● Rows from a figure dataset
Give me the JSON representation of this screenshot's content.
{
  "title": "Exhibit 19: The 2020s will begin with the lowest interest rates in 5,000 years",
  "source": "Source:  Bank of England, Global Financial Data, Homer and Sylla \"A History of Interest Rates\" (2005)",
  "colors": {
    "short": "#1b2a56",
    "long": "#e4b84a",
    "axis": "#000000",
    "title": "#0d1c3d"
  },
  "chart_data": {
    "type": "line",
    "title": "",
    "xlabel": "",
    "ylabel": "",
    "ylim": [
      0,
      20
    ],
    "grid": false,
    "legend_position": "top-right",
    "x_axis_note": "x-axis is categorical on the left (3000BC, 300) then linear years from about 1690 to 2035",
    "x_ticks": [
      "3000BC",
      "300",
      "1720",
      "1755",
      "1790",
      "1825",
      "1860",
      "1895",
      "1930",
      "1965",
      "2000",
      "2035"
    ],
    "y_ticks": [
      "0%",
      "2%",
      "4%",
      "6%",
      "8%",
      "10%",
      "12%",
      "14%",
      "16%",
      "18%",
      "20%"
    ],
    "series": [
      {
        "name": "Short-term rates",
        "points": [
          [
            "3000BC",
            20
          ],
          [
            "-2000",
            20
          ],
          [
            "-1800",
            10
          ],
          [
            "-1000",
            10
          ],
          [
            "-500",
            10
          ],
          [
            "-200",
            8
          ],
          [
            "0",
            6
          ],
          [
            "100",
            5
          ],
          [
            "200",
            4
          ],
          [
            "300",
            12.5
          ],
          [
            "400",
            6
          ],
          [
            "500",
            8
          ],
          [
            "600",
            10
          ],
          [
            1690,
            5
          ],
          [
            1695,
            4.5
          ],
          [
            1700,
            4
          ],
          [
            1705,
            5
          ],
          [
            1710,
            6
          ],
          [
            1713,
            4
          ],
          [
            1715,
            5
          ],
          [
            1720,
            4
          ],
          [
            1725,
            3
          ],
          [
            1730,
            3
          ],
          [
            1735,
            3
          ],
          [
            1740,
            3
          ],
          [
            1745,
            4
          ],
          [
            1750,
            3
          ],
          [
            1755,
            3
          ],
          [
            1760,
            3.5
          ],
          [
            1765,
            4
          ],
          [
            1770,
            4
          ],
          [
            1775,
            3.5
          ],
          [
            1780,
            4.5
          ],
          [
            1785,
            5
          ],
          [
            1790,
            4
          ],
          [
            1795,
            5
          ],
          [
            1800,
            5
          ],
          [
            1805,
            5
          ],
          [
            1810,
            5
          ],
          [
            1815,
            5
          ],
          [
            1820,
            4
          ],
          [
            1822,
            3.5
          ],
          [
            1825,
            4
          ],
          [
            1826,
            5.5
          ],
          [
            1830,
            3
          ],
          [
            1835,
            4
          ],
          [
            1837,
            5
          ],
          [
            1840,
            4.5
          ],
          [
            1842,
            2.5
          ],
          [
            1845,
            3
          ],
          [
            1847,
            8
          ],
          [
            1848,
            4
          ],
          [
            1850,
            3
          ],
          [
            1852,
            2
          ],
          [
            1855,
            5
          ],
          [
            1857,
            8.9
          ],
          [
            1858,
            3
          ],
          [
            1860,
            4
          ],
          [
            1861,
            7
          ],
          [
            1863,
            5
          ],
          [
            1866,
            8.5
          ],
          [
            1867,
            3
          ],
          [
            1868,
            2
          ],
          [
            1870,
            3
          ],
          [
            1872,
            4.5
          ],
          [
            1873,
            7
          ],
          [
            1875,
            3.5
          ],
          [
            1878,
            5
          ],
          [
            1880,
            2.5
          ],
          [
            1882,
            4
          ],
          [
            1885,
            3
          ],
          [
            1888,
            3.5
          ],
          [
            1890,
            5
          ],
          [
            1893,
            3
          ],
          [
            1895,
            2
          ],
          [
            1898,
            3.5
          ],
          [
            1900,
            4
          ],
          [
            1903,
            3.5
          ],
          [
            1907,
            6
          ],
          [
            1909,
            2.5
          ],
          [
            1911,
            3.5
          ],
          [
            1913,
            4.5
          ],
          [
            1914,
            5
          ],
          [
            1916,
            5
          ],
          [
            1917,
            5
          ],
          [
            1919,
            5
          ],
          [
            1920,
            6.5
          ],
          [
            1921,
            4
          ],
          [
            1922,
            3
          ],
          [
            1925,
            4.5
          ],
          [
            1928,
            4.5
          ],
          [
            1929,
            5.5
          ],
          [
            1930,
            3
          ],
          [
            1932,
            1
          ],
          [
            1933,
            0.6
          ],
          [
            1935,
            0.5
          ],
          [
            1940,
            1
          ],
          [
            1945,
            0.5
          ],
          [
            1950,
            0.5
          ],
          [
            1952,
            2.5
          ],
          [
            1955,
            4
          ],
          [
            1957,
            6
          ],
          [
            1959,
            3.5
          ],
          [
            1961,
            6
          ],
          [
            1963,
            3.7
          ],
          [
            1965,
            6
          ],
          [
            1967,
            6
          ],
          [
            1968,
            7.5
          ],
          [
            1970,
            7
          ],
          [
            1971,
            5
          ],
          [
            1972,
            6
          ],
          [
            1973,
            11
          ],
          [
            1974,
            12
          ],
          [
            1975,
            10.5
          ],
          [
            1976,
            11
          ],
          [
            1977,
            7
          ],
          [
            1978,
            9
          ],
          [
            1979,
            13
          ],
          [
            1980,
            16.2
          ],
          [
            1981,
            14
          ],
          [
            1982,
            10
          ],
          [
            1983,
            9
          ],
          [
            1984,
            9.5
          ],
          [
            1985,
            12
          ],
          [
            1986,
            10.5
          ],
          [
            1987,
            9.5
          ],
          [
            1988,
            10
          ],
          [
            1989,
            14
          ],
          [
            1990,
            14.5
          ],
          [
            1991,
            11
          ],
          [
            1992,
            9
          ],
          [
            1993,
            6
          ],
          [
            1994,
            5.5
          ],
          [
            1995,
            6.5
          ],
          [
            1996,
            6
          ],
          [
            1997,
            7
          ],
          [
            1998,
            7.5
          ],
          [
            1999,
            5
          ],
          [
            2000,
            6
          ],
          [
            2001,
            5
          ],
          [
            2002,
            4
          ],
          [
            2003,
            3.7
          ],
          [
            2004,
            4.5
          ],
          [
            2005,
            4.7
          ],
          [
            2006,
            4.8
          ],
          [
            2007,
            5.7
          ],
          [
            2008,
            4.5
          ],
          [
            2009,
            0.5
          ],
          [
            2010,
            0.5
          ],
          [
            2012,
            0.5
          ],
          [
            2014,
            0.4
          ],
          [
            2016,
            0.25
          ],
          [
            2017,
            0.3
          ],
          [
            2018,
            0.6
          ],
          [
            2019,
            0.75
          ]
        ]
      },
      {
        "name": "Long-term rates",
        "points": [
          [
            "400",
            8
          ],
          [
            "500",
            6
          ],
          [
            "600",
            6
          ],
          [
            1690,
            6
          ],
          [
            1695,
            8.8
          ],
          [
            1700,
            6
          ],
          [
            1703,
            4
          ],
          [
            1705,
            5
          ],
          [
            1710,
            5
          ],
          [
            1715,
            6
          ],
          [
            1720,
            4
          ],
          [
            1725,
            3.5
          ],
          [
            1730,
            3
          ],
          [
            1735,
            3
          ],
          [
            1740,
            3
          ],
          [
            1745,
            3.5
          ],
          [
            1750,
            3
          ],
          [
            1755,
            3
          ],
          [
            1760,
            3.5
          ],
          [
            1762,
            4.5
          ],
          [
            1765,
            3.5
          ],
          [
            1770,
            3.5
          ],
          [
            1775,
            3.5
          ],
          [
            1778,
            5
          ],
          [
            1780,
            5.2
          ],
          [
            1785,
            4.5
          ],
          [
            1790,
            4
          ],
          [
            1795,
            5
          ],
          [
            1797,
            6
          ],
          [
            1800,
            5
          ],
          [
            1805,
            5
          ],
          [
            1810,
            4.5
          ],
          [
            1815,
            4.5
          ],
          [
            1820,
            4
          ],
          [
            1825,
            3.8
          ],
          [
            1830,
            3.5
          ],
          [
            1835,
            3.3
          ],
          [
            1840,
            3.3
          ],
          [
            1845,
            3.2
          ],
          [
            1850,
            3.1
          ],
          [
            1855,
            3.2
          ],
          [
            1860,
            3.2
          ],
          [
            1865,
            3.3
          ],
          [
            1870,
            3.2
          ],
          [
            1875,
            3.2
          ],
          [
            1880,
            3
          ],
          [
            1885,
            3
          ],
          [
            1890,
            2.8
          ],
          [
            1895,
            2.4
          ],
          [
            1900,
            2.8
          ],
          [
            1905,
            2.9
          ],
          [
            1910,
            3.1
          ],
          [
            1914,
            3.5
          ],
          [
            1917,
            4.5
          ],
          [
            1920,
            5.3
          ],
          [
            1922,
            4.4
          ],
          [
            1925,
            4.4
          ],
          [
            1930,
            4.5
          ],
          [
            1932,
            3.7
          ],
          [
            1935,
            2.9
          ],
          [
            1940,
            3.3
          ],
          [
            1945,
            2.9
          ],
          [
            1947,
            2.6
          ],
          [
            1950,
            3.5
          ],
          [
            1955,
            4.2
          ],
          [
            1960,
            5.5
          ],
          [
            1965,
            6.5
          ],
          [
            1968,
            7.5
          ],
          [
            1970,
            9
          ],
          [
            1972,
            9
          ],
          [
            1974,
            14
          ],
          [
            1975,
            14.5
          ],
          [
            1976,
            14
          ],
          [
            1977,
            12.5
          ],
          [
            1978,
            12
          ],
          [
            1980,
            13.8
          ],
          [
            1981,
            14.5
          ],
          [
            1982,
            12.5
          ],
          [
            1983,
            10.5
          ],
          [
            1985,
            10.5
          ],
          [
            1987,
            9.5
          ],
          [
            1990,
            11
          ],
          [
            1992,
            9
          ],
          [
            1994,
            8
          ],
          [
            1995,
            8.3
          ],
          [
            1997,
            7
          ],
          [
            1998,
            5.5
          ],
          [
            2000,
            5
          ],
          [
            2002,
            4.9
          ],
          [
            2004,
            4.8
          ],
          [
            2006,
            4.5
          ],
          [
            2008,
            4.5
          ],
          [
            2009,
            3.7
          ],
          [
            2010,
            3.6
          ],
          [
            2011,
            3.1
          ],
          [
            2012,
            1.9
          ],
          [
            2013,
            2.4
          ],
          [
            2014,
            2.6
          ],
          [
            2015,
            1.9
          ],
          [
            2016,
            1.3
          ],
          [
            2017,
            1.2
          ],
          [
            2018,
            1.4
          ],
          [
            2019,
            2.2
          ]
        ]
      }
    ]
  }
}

● SHORT EXERCISE
Say how many lines in the records hold the string "years", and say nothing else.

● TASK SOLUTION
2